**PROBLEM TO SOLVE:** Lift out each line of the data that holds "безопасности".
....................
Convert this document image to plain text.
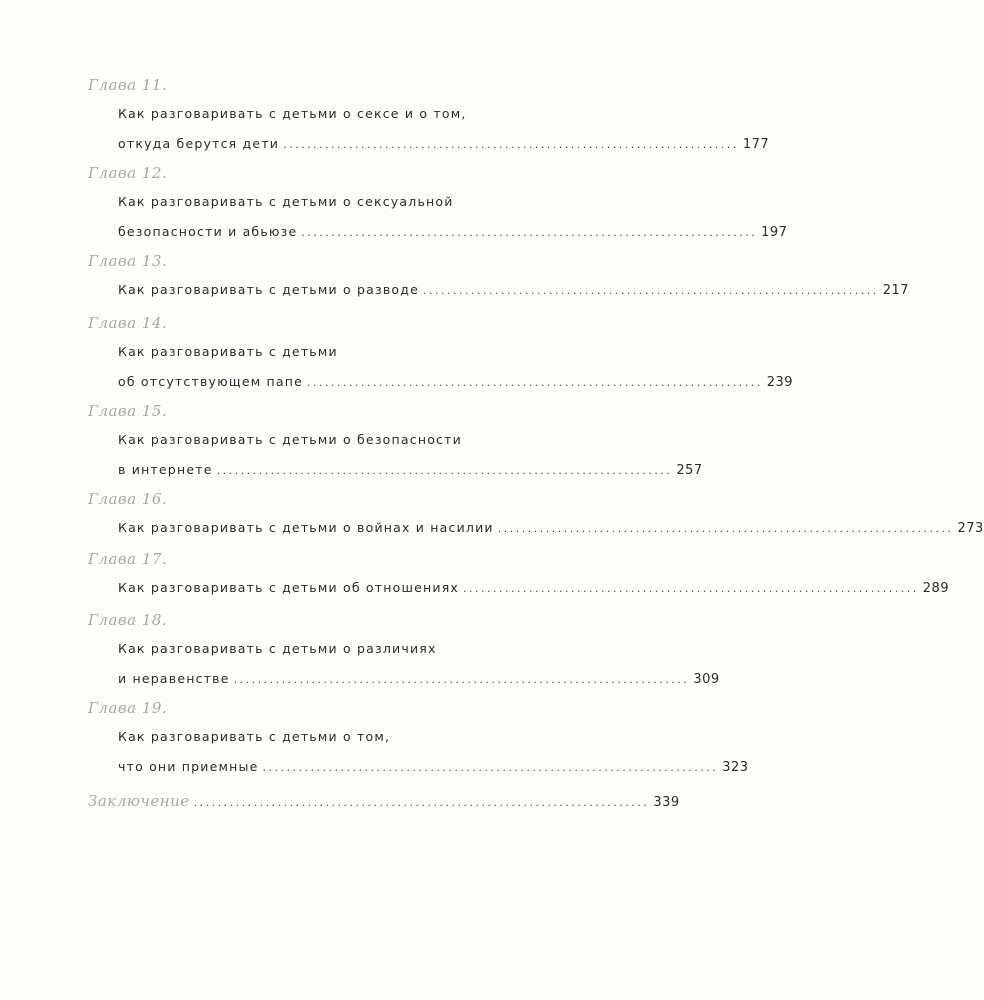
Глава 11.
Как разговаривать с детьми о сексе и о том,
откуда берутся дети ............................................................................ 177
Глава 12.
Как разговаривать с детьми о сексуальной
безопасности и абьюзе ............................................................................ 197
Глава 13.
Как разговаривать с детьми о разводе ............................................................................ 217
Глава 14.
Как разговаривать с детьми
об отсутствующем папе ............................................................................ 239
Глава 15.
Как разговаривать с детьми о безопасности
в интернете ............................................................................ 257
Глава 16.
Как разговаривать с детьми о войнах и насилии ............................................................................ 273
Глава 17.
Как разговаривать с детьми об отношениях ............................................................................ 289
Глава 18.
Как разговаривать с детьми о различиях
и неравенстве ............................................................................ 309
Глава 19.
Как разговаривать с детьми о том,
что они приемные ............................................................................ 323
Заключение ............................................................................ 339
....................
**OUTPUT OF THE TASK:**
безопасности и абьюзе ............................................................................ 197
Как разговаривать с детьми о безопасности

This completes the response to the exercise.